_Required work_: Output all the data exactly. Pictures do not belong in the copy.

_Recorded data_:

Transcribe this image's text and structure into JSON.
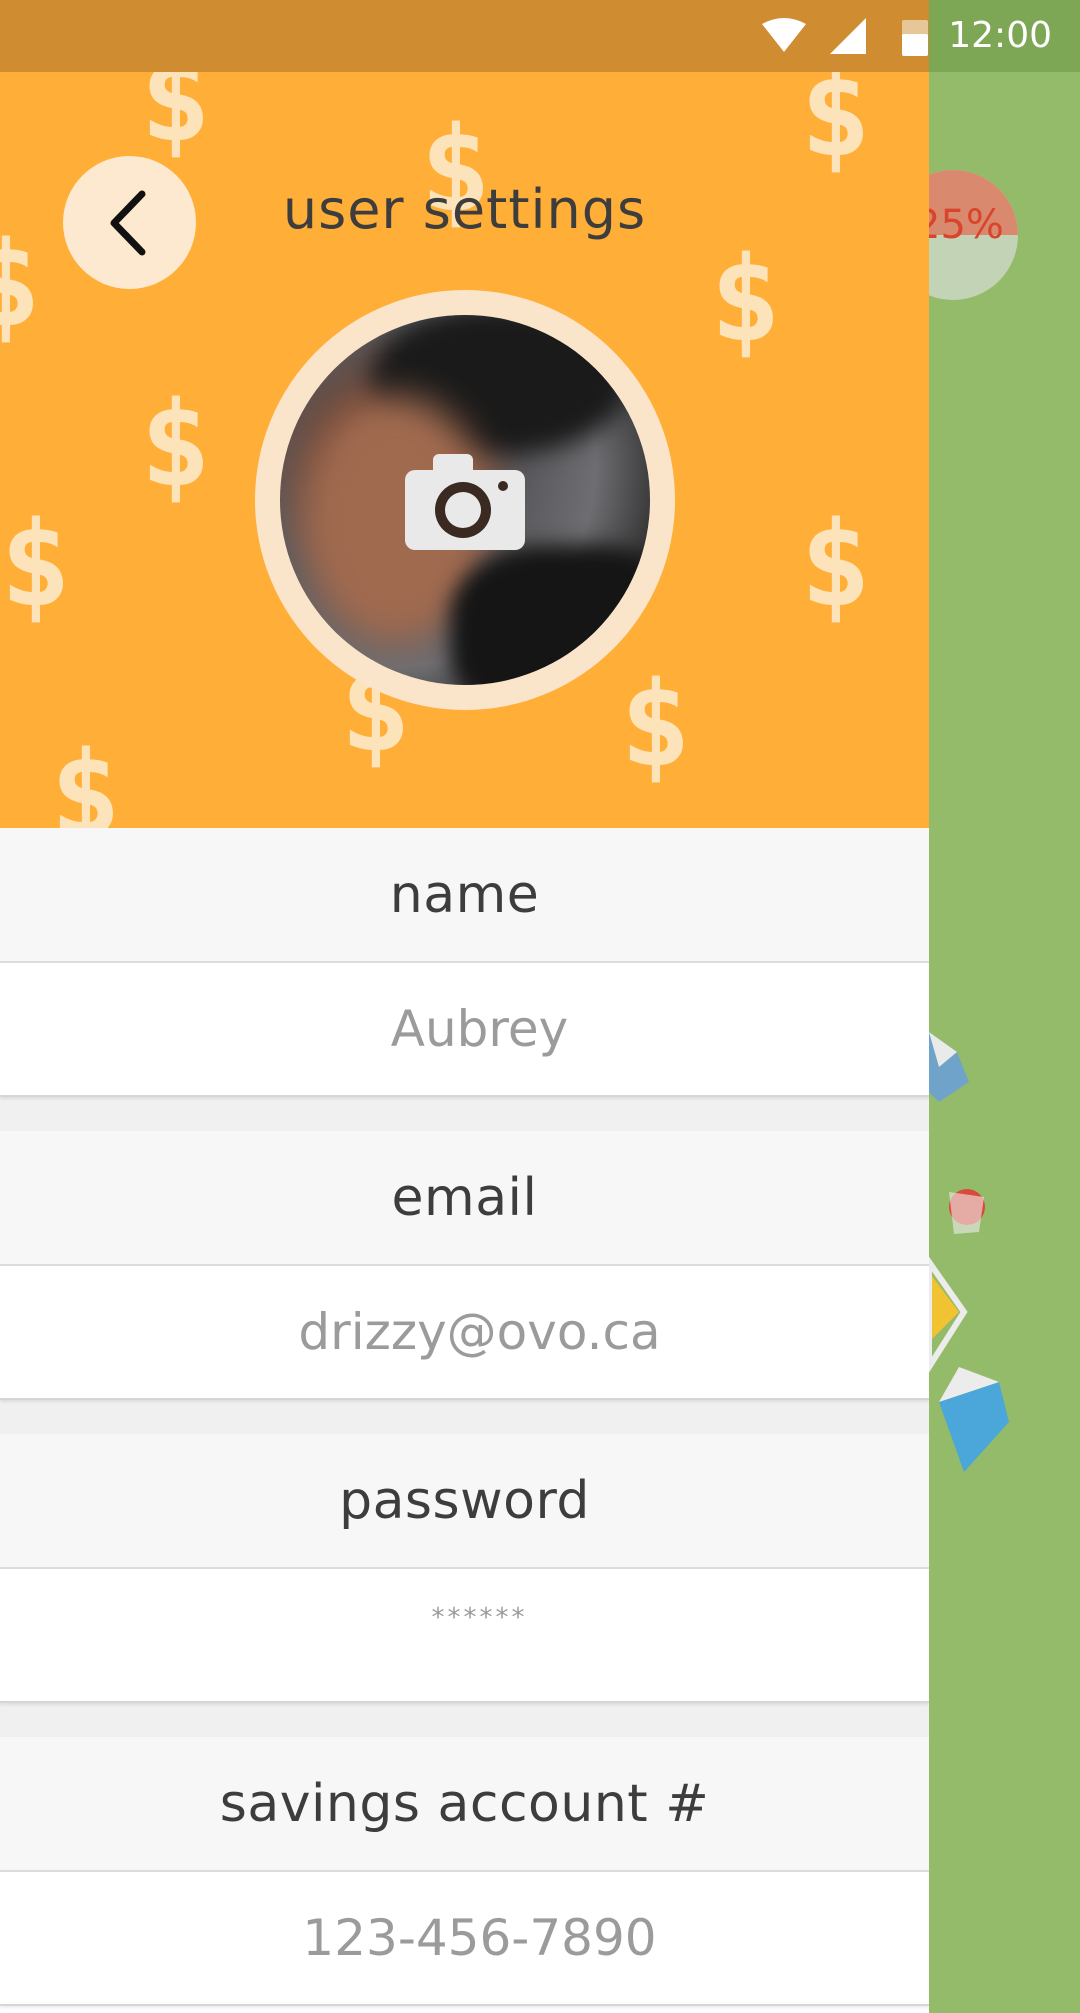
{
  "status_bar": {
    "time": "12:00",
    "icons": [
      "wifi-icon",
      "signal-icon",
      "battery-icon"
    ]
  },
  "background_app": {
    "progress_label": "25%",
    "progress_fraction": 0.25
  },
  "header": {
    "title": "user settings",
    "back_icon": "chevron-left-icon",
    "camera_icon": "camera-icon",
    "decoration_icon": "dollar-sign-icon"
  },
  "form": {
    "name": {
      "label": "name",
      "value": "Aubrey"
    },
    "email": {
      "label": "email",
      "value": "drizzy@ovo.ca"
    },
    "password": {
      "label": "password",
      "value": "******"
    },
    "savings": {
      "label": "savings account #",
      "value": "123-456-7890"
    }
  },
  "colors": {
    "header_bg": "#ffae38",
    "status_bar_bg": "#cf8c30",
    "background_app": "#94bb69",
    "text_dark": "#3d3d3d",
    "text_muted": "#9b9b9b"
  }
}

_Written answer_:
Transcribe this image's text and structure into JSON.
{
  "status_bar": {
    "time": "12:00",
    "icons": [
      "wifi-icon",
      "signal-icon",
      "battery-icon"
    ]
  },
  "background_app": {
    "progress_label": "25%",
    "progress_fraction": 0.25
  },
  "header": {
    "title": "user settings",
    "back_icon": "chevron-left-icon",
    "camera_icon": "camera-icon",
    "decoration_icon": "dollar-sign-icon"
  },
  "form": {
    "name": {
      "label": "name",
      "value": "Aubrey"
    },
    "email": {
      "label": "email",
      "value": "drizzy@ovo.ca"
    },
    "password": {
      "label": "password",
      "value": "******"
    },
    "savings": {
      "label": "savings account #",
      "value": "123-456-7890"
    }
  },
  "colors": {
    "header_bg": "#ffae38",
    "status_bar_bg": "#cf8c30",
    "background_app": "#94bb69",
    "text_dark": "#3d3d3d",
    "text_muted": "#9b9b9b"
  }
}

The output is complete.